Aim of the exercise » Scan the records and identify every line in which the string "this" occurs, then return those lines.

begin

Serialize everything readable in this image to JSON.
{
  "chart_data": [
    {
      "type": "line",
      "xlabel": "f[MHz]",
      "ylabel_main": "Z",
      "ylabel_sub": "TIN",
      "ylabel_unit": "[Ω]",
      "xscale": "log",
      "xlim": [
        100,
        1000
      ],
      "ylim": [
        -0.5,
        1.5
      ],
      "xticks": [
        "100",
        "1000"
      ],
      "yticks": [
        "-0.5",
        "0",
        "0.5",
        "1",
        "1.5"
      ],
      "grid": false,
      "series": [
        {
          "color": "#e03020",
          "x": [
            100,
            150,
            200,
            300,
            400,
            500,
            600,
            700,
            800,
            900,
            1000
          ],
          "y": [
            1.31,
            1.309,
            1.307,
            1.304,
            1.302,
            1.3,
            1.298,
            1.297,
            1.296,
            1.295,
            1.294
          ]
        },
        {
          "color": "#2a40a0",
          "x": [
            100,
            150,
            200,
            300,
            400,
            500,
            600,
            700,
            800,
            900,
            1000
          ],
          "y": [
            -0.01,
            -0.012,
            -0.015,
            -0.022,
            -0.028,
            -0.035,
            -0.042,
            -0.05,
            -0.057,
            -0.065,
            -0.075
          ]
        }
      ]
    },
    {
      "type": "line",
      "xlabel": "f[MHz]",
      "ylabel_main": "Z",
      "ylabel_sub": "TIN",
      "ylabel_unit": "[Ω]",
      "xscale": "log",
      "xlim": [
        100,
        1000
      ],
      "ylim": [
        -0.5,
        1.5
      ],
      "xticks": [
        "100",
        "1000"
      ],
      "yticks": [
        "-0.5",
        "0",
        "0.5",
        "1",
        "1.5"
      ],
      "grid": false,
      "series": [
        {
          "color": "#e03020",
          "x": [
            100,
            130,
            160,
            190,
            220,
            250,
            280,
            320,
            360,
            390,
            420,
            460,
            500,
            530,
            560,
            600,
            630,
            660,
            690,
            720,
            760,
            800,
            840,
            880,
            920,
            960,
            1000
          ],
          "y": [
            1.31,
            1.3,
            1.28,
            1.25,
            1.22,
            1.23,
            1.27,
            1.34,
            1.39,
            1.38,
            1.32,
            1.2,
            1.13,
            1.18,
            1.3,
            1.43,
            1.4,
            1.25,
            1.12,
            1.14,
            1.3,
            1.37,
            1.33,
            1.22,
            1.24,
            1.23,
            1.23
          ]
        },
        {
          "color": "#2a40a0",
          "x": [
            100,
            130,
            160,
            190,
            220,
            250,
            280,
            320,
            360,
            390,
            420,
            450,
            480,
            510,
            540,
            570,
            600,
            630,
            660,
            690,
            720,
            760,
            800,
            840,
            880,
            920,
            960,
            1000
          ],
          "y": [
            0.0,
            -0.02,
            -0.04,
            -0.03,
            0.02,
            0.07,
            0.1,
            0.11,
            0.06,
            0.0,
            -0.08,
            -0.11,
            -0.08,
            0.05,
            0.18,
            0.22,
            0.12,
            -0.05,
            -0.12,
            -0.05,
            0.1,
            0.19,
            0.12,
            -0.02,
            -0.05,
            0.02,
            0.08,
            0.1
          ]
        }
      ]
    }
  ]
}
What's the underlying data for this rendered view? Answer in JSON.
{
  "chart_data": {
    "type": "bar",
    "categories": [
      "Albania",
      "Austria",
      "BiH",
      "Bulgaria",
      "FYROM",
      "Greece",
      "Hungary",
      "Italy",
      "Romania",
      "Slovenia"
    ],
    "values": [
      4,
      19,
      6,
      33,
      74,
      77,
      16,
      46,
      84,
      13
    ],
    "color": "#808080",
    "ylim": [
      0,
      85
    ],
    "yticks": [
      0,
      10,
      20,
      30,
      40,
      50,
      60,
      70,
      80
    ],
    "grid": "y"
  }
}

end
begin

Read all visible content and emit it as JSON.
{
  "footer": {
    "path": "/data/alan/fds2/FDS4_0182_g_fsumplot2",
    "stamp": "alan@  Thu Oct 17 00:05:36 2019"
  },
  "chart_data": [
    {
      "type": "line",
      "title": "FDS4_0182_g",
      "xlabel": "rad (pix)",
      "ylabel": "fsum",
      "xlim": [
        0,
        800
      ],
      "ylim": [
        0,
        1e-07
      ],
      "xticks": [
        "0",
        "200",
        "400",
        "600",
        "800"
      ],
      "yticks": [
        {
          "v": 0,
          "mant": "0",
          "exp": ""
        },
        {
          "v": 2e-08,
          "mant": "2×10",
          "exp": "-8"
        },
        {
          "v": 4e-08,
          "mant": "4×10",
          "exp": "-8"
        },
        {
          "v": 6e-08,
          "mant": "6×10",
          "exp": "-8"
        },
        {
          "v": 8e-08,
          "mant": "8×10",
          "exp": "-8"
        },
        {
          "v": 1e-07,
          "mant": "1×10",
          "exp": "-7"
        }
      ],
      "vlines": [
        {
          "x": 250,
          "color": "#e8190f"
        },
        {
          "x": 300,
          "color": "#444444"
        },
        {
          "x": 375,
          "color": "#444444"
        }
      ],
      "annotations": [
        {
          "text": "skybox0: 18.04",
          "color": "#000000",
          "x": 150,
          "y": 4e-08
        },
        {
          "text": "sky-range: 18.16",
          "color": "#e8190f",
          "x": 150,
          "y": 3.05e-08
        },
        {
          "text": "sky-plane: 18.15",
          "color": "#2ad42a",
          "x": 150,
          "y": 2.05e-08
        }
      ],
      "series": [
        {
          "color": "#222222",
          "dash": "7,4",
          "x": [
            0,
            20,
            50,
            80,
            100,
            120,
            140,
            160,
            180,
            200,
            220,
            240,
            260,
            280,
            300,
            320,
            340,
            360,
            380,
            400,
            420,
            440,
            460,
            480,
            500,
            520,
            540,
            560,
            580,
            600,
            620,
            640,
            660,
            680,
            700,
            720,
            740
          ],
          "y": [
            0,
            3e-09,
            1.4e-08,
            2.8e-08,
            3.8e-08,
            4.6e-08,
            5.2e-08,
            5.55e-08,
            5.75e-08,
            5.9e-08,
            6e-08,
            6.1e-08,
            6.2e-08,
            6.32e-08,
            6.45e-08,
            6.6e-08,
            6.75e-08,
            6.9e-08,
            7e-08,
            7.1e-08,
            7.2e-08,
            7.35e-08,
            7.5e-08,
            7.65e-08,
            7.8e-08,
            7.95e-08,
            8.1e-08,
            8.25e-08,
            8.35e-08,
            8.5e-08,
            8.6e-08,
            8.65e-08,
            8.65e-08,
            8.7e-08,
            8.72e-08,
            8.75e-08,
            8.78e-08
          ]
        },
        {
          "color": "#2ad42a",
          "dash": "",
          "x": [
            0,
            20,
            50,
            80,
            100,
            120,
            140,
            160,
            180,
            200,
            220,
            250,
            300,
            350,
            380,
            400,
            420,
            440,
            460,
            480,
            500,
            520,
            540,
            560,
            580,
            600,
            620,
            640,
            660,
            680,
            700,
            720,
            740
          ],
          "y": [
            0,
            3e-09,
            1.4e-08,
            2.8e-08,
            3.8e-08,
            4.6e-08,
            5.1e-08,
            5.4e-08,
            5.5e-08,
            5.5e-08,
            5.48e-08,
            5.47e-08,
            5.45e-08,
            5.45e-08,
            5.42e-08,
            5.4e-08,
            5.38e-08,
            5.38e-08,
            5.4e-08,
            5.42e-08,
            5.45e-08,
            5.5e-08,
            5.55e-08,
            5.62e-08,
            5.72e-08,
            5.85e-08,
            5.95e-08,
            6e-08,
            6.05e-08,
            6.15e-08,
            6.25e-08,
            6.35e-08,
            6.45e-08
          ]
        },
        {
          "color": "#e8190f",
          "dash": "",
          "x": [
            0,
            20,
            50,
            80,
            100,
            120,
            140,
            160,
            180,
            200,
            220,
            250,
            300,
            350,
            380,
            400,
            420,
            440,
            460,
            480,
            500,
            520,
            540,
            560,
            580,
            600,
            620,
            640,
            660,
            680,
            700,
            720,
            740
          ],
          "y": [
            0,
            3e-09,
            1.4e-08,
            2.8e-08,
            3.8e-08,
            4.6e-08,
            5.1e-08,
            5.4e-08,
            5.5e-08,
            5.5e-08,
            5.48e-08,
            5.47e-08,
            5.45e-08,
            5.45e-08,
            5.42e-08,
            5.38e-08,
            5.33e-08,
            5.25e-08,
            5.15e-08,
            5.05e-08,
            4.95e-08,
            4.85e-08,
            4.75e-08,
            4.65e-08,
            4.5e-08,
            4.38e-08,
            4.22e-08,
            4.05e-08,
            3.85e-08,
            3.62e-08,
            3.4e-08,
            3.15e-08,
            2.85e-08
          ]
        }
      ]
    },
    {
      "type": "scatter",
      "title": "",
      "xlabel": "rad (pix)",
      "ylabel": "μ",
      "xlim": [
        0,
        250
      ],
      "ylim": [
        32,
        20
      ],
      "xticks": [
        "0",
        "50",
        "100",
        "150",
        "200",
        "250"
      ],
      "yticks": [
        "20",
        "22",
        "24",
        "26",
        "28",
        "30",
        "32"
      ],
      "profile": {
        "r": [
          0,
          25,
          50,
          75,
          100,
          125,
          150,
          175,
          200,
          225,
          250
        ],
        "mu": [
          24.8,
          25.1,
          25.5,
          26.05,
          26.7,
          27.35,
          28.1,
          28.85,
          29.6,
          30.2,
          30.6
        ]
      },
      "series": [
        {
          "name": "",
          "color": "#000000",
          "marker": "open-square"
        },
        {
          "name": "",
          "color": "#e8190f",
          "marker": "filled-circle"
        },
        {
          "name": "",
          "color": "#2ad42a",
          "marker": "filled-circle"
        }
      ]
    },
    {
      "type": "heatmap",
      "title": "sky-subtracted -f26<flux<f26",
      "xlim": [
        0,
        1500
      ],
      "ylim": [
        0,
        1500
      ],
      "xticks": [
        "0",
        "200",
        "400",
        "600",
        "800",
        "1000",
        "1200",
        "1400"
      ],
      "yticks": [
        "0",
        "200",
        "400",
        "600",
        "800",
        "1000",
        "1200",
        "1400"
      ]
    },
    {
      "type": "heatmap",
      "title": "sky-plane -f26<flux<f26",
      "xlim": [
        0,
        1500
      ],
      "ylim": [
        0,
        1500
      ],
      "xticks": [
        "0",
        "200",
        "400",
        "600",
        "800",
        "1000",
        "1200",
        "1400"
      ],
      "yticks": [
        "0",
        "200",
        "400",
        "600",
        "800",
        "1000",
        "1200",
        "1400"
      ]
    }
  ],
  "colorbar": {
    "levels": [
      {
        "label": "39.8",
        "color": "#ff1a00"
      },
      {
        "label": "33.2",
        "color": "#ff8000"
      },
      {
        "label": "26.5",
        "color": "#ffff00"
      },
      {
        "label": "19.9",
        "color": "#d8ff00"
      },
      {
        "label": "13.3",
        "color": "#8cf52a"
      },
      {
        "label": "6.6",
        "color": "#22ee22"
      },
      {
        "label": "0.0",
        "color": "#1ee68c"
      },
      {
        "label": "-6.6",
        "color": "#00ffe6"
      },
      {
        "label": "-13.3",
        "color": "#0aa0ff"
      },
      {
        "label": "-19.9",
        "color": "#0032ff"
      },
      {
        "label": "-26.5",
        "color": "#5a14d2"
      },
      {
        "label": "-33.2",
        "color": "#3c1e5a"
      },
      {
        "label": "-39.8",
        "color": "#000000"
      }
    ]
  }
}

end
begin

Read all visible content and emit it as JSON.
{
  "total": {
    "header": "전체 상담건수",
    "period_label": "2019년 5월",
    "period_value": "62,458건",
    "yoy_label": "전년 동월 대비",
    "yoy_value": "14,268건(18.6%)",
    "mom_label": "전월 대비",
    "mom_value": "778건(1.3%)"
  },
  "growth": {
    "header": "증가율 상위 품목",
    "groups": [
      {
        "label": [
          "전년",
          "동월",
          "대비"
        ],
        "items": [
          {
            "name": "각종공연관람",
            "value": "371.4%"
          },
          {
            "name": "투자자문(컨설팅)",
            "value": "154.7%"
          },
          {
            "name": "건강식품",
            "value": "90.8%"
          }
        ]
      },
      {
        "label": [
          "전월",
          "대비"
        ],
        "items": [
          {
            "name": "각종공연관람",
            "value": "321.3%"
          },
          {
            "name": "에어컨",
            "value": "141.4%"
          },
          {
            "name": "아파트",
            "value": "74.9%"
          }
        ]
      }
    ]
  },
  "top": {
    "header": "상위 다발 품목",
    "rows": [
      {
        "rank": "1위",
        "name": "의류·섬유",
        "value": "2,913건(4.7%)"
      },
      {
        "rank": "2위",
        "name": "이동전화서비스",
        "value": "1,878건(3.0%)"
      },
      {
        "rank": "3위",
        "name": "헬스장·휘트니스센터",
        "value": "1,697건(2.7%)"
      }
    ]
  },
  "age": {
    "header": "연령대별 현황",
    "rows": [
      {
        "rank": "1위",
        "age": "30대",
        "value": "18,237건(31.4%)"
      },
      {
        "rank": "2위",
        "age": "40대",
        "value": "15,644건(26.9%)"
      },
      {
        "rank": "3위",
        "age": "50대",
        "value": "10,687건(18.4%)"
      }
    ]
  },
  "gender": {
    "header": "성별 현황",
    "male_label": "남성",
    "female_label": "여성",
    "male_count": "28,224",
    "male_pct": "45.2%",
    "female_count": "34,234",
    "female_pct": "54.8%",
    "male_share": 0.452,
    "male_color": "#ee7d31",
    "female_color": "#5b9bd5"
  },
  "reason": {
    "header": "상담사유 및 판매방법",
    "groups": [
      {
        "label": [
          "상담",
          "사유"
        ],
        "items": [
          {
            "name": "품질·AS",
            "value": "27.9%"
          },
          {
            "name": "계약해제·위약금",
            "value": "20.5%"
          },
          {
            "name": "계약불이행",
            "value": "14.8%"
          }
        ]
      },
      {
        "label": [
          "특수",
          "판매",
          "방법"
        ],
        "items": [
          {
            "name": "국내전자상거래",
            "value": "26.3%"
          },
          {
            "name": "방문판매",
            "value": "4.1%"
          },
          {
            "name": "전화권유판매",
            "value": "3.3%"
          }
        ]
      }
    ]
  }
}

end

Complete response »
Serialize everything readable in this image to JSON.
What's the underlying data for this rendered view? Answer in JSON.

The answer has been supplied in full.